Goal
Copy out all the lines in the records that include the word "消声效果最好".

Data shown
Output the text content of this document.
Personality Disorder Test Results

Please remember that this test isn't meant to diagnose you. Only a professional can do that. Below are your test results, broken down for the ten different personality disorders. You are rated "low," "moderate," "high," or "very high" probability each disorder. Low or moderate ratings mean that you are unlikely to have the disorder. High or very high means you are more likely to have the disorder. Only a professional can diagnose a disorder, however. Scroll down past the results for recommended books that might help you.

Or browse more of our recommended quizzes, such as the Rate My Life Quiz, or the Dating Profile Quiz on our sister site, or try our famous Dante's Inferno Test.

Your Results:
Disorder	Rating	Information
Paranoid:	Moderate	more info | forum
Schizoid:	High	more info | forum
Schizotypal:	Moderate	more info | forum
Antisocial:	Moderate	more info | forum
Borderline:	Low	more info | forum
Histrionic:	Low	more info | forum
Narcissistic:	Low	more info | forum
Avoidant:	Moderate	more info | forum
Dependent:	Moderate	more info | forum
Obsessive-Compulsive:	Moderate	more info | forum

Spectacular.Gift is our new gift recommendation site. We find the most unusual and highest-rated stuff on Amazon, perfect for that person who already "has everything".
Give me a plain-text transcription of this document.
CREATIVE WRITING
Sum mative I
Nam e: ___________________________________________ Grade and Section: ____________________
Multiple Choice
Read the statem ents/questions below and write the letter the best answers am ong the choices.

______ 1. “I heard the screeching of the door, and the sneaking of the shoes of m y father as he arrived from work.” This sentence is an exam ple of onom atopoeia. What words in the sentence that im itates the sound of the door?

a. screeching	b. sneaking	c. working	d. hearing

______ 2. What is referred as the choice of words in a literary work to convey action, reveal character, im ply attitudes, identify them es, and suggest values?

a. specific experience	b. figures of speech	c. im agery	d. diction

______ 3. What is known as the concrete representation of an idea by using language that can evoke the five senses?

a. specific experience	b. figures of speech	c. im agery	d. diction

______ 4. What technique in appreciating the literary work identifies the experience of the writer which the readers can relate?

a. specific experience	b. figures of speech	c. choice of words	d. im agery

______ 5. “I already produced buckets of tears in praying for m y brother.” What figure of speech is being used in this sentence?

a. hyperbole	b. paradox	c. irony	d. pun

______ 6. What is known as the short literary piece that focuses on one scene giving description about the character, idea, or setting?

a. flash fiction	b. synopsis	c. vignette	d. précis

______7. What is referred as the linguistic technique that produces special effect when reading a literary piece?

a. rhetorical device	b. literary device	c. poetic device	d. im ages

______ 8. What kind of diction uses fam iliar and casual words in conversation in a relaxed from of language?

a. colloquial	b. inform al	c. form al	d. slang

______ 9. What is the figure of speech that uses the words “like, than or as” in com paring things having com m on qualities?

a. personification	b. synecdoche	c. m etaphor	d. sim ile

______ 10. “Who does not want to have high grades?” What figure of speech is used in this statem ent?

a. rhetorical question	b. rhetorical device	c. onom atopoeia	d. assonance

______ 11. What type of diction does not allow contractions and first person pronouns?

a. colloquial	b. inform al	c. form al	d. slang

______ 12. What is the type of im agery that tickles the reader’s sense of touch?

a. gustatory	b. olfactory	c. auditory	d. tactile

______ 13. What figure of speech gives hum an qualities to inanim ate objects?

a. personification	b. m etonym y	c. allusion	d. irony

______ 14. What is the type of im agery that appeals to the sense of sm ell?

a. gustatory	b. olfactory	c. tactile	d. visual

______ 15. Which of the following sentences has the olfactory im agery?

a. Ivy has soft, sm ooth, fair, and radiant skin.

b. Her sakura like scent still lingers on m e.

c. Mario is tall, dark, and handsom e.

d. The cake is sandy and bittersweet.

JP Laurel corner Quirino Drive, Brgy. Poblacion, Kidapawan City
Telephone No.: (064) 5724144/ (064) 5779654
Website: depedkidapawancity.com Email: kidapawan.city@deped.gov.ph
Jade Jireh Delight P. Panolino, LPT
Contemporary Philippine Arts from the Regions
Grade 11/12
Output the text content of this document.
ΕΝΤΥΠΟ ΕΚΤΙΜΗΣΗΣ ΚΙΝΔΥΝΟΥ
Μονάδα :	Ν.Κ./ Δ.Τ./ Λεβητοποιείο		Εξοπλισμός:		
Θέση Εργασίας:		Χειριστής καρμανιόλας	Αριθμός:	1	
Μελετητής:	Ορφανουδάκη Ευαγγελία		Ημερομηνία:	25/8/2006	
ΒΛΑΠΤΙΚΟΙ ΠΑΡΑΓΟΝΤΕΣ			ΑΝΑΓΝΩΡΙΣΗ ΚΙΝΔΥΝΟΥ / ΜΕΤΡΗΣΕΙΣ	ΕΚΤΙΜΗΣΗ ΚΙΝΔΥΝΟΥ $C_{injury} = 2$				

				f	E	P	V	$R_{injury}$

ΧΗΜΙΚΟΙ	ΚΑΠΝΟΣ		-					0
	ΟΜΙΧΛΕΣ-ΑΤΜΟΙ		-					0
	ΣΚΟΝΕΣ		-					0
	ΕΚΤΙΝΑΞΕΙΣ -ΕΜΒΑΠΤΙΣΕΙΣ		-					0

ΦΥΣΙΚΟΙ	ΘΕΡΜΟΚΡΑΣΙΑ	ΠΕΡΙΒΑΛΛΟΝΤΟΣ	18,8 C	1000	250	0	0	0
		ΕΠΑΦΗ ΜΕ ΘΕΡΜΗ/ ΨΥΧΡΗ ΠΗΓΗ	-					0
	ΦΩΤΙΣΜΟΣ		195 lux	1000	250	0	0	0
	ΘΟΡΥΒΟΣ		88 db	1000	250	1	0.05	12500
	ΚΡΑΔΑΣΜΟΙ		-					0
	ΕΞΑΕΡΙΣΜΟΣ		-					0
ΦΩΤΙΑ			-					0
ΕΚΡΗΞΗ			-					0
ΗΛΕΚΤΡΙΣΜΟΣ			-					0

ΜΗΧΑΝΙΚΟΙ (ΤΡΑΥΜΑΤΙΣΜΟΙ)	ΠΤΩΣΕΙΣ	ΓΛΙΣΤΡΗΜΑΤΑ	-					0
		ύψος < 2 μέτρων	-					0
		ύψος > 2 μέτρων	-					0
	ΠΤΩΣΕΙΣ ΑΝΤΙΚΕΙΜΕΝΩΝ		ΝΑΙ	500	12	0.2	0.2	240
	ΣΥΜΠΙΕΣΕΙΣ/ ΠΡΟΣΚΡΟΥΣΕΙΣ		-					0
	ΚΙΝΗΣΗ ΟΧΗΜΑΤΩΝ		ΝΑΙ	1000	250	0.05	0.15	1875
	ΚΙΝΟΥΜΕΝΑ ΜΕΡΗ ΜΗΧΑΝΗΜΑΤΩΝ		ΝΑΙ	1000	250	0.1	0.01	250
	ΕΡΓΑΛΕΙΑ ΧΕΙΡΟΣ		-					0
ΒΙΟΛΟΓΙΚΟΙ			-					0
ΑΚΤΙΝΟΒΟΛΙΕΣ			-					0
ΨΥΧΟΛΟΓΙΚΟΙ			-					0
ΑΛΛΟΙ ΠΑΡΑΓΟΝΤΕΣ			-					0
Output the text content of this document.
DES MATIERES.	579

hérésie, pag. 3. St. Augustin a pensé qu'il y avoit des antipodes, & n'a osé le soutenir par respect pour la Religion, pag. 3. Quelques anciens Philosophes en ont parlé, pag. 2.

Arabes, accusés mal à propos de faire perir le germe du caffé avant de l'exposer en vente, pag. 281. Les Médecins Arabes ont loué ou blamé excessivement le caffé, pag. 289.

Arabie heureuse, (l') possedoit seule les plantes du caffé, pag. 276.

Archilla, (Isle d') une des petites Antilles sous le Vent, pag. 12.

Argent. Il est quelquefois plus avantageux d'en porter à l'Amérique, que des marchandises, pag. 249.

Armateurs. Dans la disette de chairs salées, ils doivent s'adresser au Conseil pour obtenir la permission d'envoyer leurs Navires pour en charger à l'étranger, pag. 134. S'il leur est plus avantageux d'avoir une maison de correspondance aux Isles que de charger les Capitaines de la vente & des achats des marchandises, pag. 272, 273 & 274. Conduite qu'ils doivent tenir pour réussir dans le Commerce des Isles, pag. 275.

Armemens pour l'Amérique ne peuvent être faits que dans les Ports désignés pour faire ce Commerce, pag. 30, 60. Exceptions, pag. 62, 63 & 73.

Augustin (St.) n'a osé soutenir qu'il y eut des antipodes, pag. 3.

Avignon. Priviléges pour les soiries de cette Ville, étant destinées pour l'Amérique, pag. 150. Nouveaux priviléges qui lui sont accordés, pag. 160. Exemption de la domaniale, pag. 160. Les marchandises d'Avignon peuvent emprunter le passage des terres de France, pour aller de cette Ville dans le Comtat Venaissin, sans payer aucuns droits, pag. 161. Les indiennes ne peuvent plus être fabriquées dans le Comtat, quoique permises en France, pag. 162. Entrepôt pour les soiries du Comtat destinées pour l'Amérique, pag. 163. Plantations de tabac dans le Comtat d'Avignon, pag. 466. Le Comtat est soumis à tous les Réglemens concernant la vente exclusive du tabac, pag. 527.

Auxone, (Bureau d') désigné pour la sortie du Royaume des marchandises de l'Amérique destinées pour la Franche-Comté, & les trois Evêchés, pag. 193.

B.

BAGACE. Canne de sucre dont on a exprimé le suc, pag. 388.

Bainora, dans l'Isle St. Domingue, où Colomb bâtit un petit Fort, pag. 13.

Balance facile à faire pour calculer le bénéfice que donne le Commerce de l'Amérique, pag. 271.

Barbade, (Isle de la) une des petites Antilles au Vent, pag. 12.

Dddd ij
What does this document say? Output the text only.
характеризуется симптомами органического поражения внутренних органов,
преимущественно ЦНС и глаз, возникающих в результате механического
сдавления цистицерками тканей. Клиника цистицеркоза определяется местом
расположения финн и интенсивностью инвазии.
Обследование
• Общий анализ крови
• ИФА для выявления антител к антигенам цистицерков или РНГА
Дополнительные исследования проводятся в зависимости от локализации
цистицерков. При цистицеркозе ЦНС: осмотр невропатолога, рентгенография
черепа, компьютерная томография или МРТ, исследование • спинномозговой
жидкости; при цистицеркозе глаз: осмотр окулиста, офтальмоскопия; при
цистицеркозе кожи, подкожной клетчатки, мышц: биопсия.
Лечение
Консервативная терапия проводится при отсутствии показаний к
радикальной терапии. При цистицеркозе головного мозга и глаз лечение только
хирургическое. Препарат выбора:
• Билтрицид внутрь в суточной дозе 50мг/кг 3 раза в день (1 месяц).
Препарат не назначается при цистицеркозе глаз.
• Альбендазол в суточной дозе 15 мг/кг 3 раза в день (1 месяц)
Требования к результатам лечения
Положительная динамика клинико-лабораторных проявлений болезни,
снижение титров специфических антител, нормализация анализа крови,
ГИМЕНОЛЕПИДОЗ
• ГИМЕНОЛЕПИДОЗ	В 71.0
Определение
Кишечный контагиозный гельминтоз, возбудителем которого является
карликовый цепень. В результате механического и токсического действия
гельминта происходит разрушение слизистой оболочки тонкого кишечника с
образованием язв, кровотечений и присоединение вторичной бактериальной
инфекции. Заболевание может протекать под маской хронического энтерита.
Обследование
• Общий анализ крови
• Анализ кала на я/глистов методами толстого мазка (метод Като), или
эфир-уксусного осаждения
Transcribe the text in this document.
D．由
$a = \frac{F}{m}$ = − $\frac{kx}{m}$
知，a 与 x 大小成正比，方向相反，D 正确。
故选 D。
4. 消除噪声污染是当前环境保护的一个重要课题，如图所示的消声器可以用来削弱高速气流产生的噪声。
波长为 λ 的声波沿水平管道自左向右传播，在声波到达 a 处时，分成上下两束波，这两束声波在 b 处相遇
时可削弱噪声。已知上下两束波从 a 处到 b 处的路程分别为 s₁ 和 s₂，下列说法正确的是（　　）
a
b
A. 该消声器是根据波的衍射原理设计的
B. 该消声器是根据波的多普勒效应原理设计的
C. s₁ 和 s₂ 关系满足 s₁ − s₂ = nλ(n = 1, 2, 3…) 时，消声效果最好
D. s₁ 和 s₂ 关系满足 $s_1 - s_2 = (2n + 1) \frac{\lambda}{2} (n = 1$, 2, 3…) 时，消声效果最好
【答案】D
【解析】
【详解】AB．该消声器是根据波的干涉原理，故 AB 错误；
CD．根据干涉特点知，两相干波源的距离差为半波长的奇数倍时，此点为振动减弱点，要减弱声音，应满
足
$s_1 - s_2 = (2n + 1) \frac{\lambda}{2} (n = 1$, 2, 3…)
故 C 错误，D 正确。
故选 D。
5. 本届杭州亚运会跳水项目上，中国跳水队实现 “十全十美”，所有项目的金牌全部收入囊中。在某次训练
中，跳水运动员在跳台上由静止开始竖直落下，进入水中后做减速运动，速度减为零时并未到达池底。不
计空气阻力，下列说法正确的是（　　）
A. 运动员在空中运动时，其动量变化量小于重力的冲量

Output for this exercise
C. s₁ 和 s₂ 关系满足 s₁ − s₂ = nλ(n = 1, 2, 3…) 时，消声效果最好
D. s₁ 和 s₂ 关系满足 $s_1 - s_2 = (2n + 1) \frac{\lambda}{2} (n = 1$, 2, 3…) 时，消声效果最好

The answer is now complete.